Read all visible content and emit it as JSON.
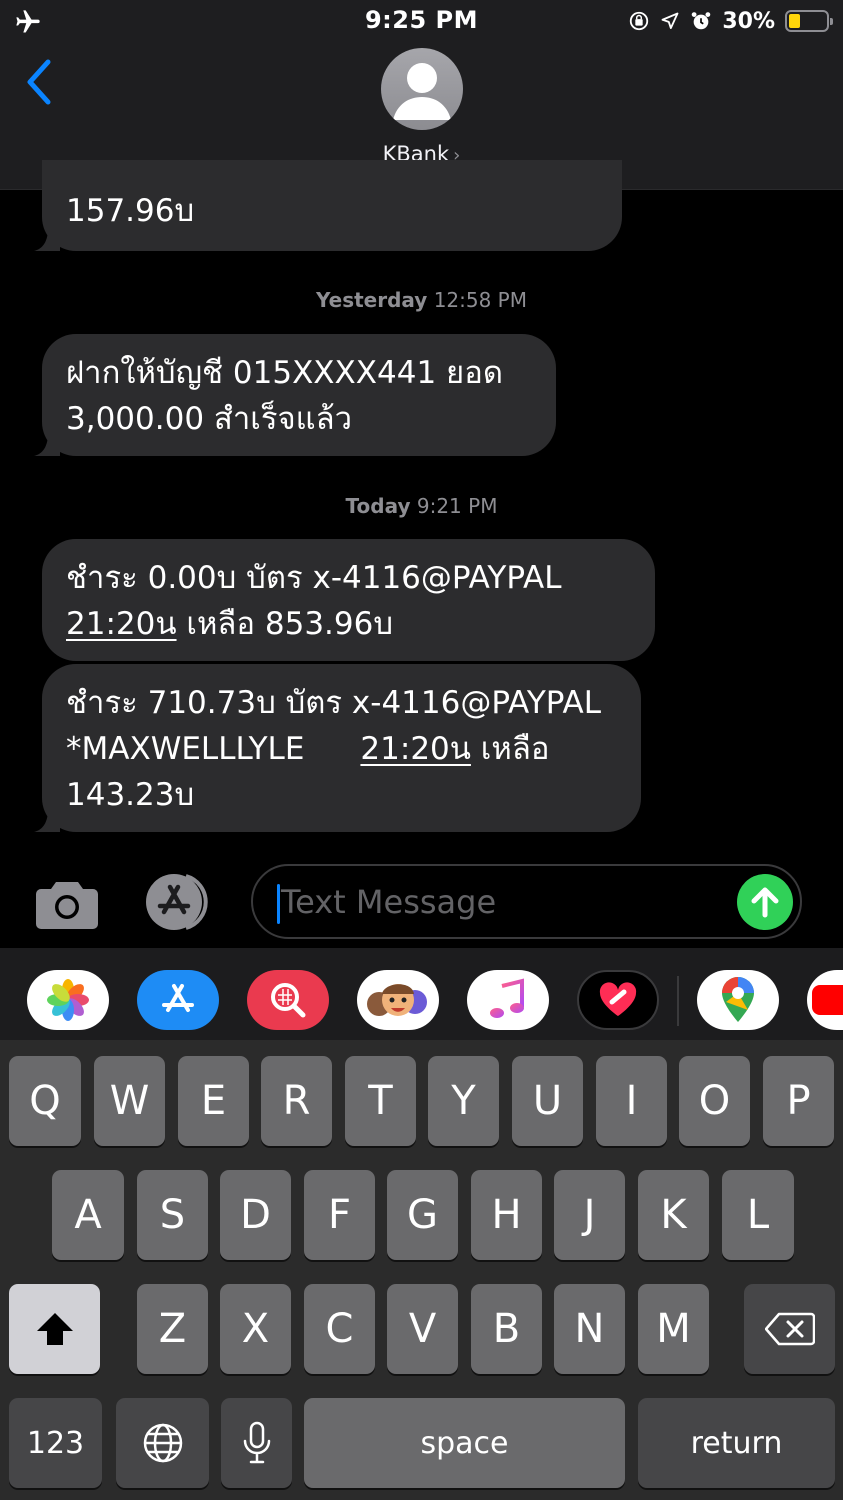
{
  "status_bar": {
    "time": "9:25 PM",
    "battery_percent": "30%",
    "battery_level": 0.3,
    "icons": [
      "airplane-icon",
      "orientation-lock-icon",
      "location-icon",
      "alarm-icon",
      "battery-icon"
    ]
  },
  "header": {
    "contact_name": "KBank",
    "chevron": "›"
  },
  "messages": [
    {
      "lines": [
        "157.96บ"
      ]
    },
    {
      "timestamp": {
        "day": "Yesterday",
        "time": "12:58 PM"
      }
    },
    {
      "lines": [
        "ฝากให้บัญชี 015XXXX441 ยอด",
        "3,000.00 สำเร็จแล้ว"
      ]
    },
    {
      "timestamp": {
        "day": "Today",
        "time": "9:21 PM"
      }
    },
    {
      "line1": "ชำระ 0.00บ บัตร x-4116@PAYPAL",
      "line2_time": "21:20น",
      "line2_rest": " เหลือ 853.96บ"
    },
    {
      "line1": "ชำระ 710.73บ บัตร x-4116@PAYPAL",
      "line2_merchant": "*MAXWELLLYLE",
      "line2_time": "21:20น",
      "line2_rest": " เหลือ",
      "line3": "143.23บ"
    }
  ],
  "input": {
    "placeholder": "Text Message"
  },
  "app_drawer": [
    "photos-icon",
    "app-store-icon",
    "web-images-icon",
    "memoji-icon",
    "music-icon",
    "digital-touch-icon",
    "maps-icon",
    "youtube-icon"
  ],
  "keyboard": {
    "row1": [
      "Q",
      "W",
      "E",
      "R",
      "T",
      "Y",
      "U",
      "I",
      "O",
      "P"
    ],
    "row2": [
      "A",
      "S",
      "D",
      "F",
      "G",
      "H",
      "J",
      "K",
      "L"
    ],
    "row3": [
      "Z",
      "X",
      "C",
      "V",
      "B",
      "N",
      "M"
    ],
    "numbers_label": "123",
    "space_label": "space",
    "return_label": "return"
  },
  "colors": {
    "accent": "#0a84ff",
    "bubble": "#2c2c2e",
    "send": "#30d158"
  }
}
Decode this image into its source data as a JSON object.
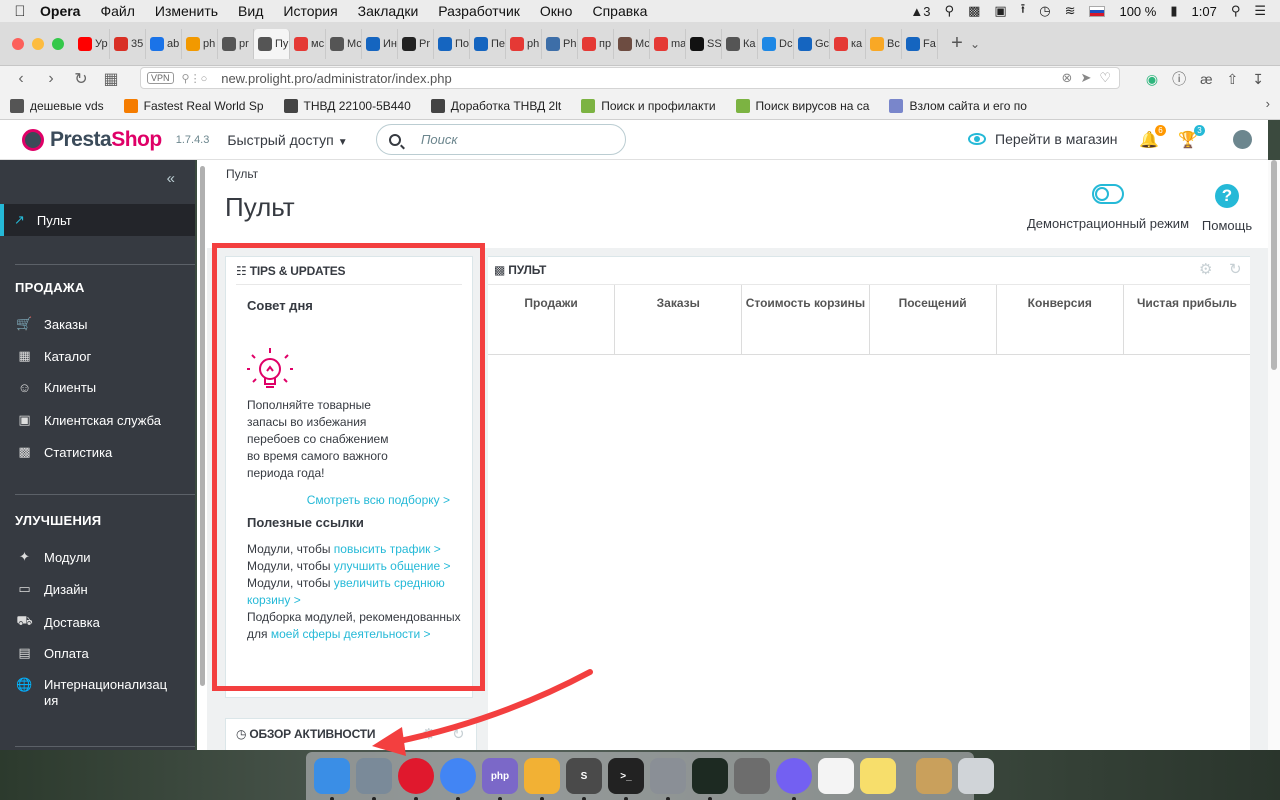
{
  "menubar": {
    "app": "Opera",
    "items": [
      "Файл",
      "Изменить",
      "Вид",
      "История",
      "Закладки",
      "Разработчик",
      "Окно",
      "Справка"
    ],
    "status": {
      "num": "3",
      "battery": "100 %",
      "time": "1:07"
    }
  },
  "tabs": [
    {
      "label": "Ур",
      "color": "#ff0000",
      "icon": "youtube-icon"
    },
    {
      "label": "35",
      "color": "#d93025",
      "icon": "mail-icon"
    },
    {
      "label": "ab",
      "color": "#1a73e8",
      "icon": "check-icon"
    },
    {
      "label": "ph",
      "color": "#f29900",
      "icon": "hosting-icon"
    },
    {
      "label": "pr",
      "color": "#555555",
      "icon": "prestashop-icon"
    },
    {
      "label": "Пу",
      "color": "#555555",
      "icon": "prestashop-icon",
      "active": true
    },
    {
      "label": "мс",
      "color": "#e53935",
      "icon": "yandex-icon"
    },
    {
      "label": "Мс",
      "color": "#555555",
      "icon": "document-icon"
    },
    {
      "label": "Ин",
      "color": "#1565c0",
      "icon": "bracket-icon"
    },
    {
      "label": "Pr",
      "color": "#222222",
      "icon": "terminal-icon"
    },
    {
      "label": "По",
      "color": "#1565c0",
      "icon": "bracket-icon"
    },
    {
      "label": "Пе",
      "color": "#1565c0",
      "icon": "bracket-icon"
    },
    {
      "label": "ph",
      "color": "#e53935",
      "icon": "yandex-icon"
    },
    {
      "label": "Ph",
      "color": "#3d6ea8",
      "icon": "h-icon"
    },
    {
      "label": "пр",
      "color": "#e53935",
      "icon": "yandex-icon"
    },
    {
      "label": "Мс",
      "color": "#6d4c41",
      "icon": "photo-icon"
    },
    {
      "label": "ma",
      "color": "#e53935",
      "icon": "yandex-icon"
    },
    {
      "label": "SS",
      "color": "#111111",
      "icon": "github-icon"
    },
    {
      "label": "Ка",
      "color": "#555555",
      "icon": "document-icon"
    },
    {
      "label": "Dc",
      "color": "#1e88e5",
      "icon": "globe-icon"
    },
    {
      "label": "Gc",
      "color": "#1565c0",
      "icon": "php-icon"
    },
    {
      "label": "ка",
      "color": "#e53935",
      "icon": "yandex-icon"
    },
    {
      "label": "Вс",
      "color": "#f9a825",
      "icon": "coin-icon"
    },
    {
      "label": "Fa",
      "color": "#1565c0",
      "icon": "fa-icon"
    }
  ],
  "address": {
    "vpn": "VPN",
    "url": "new.prolight.pro/administrator/index.php"
  },
  "bookmarks": [
    {
      "label": "дешевые vds",
      "color": "#555555"
    },
    {
      "label": "Fastest Real World Sp",
      "color": "#f57c00"
    },
    {
      "label": "ТНВД 22100-5В440",
      "color": "#444444"
    },
    {
      "label": "Доработка ТНВД 2lt",
      "color": "#444444"
    },
    {
      "label": "Поиск и профилакти",
      "color": "#7cb342"
    },
    {
      "label": "Поиск вирусов на са",
      "color": "#7cb342"
    },
    {
      "label": "Взлом сайта и его по",
      "color": "#7986cb"
    }
  ],
  "header": {
    "brand_a": "Presta",
    "brand_b": "Shop",
    "version": "1.7.4.3",
    "quick_access": "Быстрый доступ",
    "search_placeholder": "Поиск",
    "go_store": "Перейти в магазин",
    "notif_count": "6",
    "orders_count": "3"
  },
  "sidebar": {
    "active": "Пульт",
    "sections": [
      {
        "title": "ПРОДАЖА",
        "items": [
          {
            "label": "Заказы",
            "icon": "cart-icon"
          },
          {
            "label": "Каталог",
            "icon": "store-icon"
          },
          {
            "label": "Клиенты",
            "icon": "user-icon"
          },
          {
            "label": "Клиентская служба",
            "icon": "chat-icon"
          },
          {
            "label": "Статистика",
            "icon": "chart-icon"
          }
        ]
      },
      {
        "title": "УЛУЧШЕНИЯ",
        "items": [
          {
            "label": "Модули",
            "icon": "puzzle-icon"
          },
          {
            "label": "Дизайн",
            "icon": "monitor-icon"
          },
          {
            "label": "Доставка",
            "icon": "truck-icon"
          },
          {
            "label": "Оплата",
            "icon": "card-icon"
          },
          {
            "label": "Интернационализация",
            "icon": "globe-icon"
          }
        ]
      }
    ]
  },
  "page": {
    "breadcrumb": "Пульт",
    "title": "Пульт",
    "demo_mode": "Демонстрационный режим",
    "help": "Помощь"
  },
  "tips": {
    "heading": "TIPS & UPDATES",
    "tip_title": "Совет дня",
    "tip_text": "Пополняйте товарные запасы во избежания перебоев со снабжением во время самого важного периода года!",
    "see_all": "Смотреть всю подборку >",
    "links_title": "Полезные ссылки",
    "link1_prefix": "Модули, чтобы ",
    "link1": "повысить трафик >",
    "link2_prefix": "Модули, чтобы ",
    "link2": "улучшить общение >",
    "link3_prefix": "Модули, чтобы ",
    "link3": "увеличить среднюю корзину >",
    "link4_prefix": "Подборка модулей, рекомендованных для ",
    "link4": "моей сферы деятельности >"
  },
  "activity": {
    "heading": "ОБЗОР АКТИВНОСТИ"
  },
  "dashboard": {
    "heading": "ПУЛЬТ",
    "kpis": [
      "Продажи",
      "Заказы",
      "Стоимость корзины",
      "Посещений",
      "Конверсия",
      "Чистая прибыль"
    ]
  },
  "dock": [
    {
      "icon": "finder-icon",
      "color": "#3a8ee6",
      "label": ""
    },
    {
      "icon": "launchpad-icon",
      "color": "#7a8a99",
      "label": ""
    },
    {
      "icon": "opera-icon",
      "color": "#e0182d",
      "label": ""
    },
    {
      "icon": "chrome-icon",
      "color": "#4285f4",
      "label": ""
    },
    {
      "icon": "phpstorm-icon",
      "color": "#7b68c8",
      "label": "php"
    },
    {
      "icon": "transmit-icon",
      "color": "#f2b134",
      "label": ""
    },
    {
      "icon": "sublime-icon",
      "color": "#4a4a4a",
      "label": "S"
    },
    {
      "icon": "terminal-icon",
      "color": "#222222",
      "label": ">_"
    },
    {
      "icon": "system-preferences-icon",
      "color": "#8a8f96",
      "label": ""
    },
    {
      "icon": "activity-monitor-icon",
      "color": "#1d2a22",
      "label": ""
    },
    {
      "icon": "calculator-icon",
      "color": "#6d6d6d",
      "label": ""
    },
    {
      "icon": "viber-icon",
      "color": "#7360f2",
      "label": ""
    },
    {
      "icon": "textedit-icon",
      "color": "#f4f4f4",
      "label": ""
    },
    {
      "icon": "notes-icon",
      "color": "#f7de6b",
      "label": ""
    },
    {
      "icon": "archive-utility-icon",
      "color": "#c9a05c",
      "label": ""
    },
    {
      "icon": "trash-icon",
      "color": "#d0d4d8",
      "label": ""
    }
  ]
}
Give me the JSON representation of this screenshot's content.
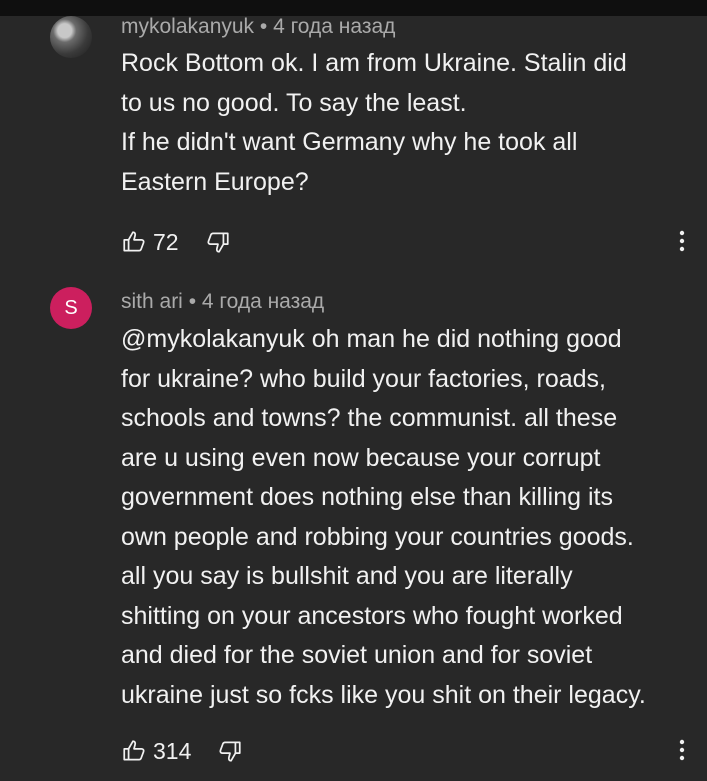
{
  "comments": [
    {
      "author": "mykolakanyuk",
      "time": "• 4 года назад",
      "avatar_icon": "user-photo-avatar",
      "lines": [
        "Rock Bottom ok. I am from Ukraine.  Stalin did",
        "to us no good. To say the least.",
        "If he didn't want Germany why he took all",
        "Eastern Europe?"
      ],
      "likes": "72"
    },
    {
      "author": "sith ari",
      "time": "• 4 года назад",
      "avatar_letter": "S",
      "avatar_color": "#cc1f5e",
      "lines": [
        "@mykolakanyuk oh man he did nothing good",
        "for ukraine? who build your factories, roads,",
        "schools and towns? the communist. all these",
        "are u using even now because your corrupt",
        "government does nothing else than killing its",
        "own people and robbing your countries goods.",
        "all you say is bullshit and you are literally",
        "shitting on your ancestors who fought worked",
        "and died for the soviet union and for soviet",
        "ukraine just so fcks like you shit on their legacy."
      ],
      "likes": "314"
    }
  ],
  "icons": {
    "like": "thumbs-up-icon",
    "dislike": "thumbs-down-icon",
    "more": "more-vert-icon"
  },
  "colors": {
    "background": "#282828",
    "text": "#f1f1f1",
    "meta": "#aaaaaa"
  }
}
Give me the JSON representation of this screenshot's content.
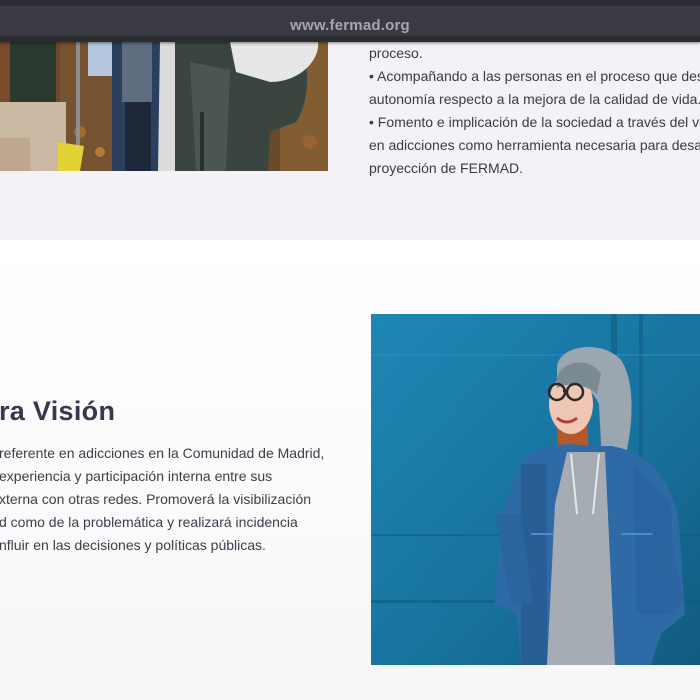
{
  "browser": {
    "url": "www.fermad.org"
  },
  "top_section": {
    "bullet_lines": [
      "proceso.",
      "• Acompañando a las personas en el proceso que desa",
      "autonomía respecto a la mejora de la calidad de vida.",
      "• Fomento e implicación de la sociedad a través del vo",
      "en adicciones como herramienta necesaria para desar",
      "proyección de FERMAD."
    ]
  },
  "vision_section": {
    "title": "ra Visión",
    "paragraph_lines": [
      "referente en adicciones en la Comunidad de Madrid,",
      "experiencia y participación interna entre sus",
      "xterna con otras redes. Promoverá la visibilización",
      "d como de la problemática y realizará incidencia",
      "nfluir en las decisiones y políticas públicas."
    ]
  },
  "colors": {
    "topbar": "#2c2c33",
    "heading": "#3a3650",
    "photo_background": "#1c7aa8"
  }
}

# GIVEN EXERCISE
Compute the number of lines above that contain the string "author". Reply with that value only.

# OUTPUT FOR THIS TASK
2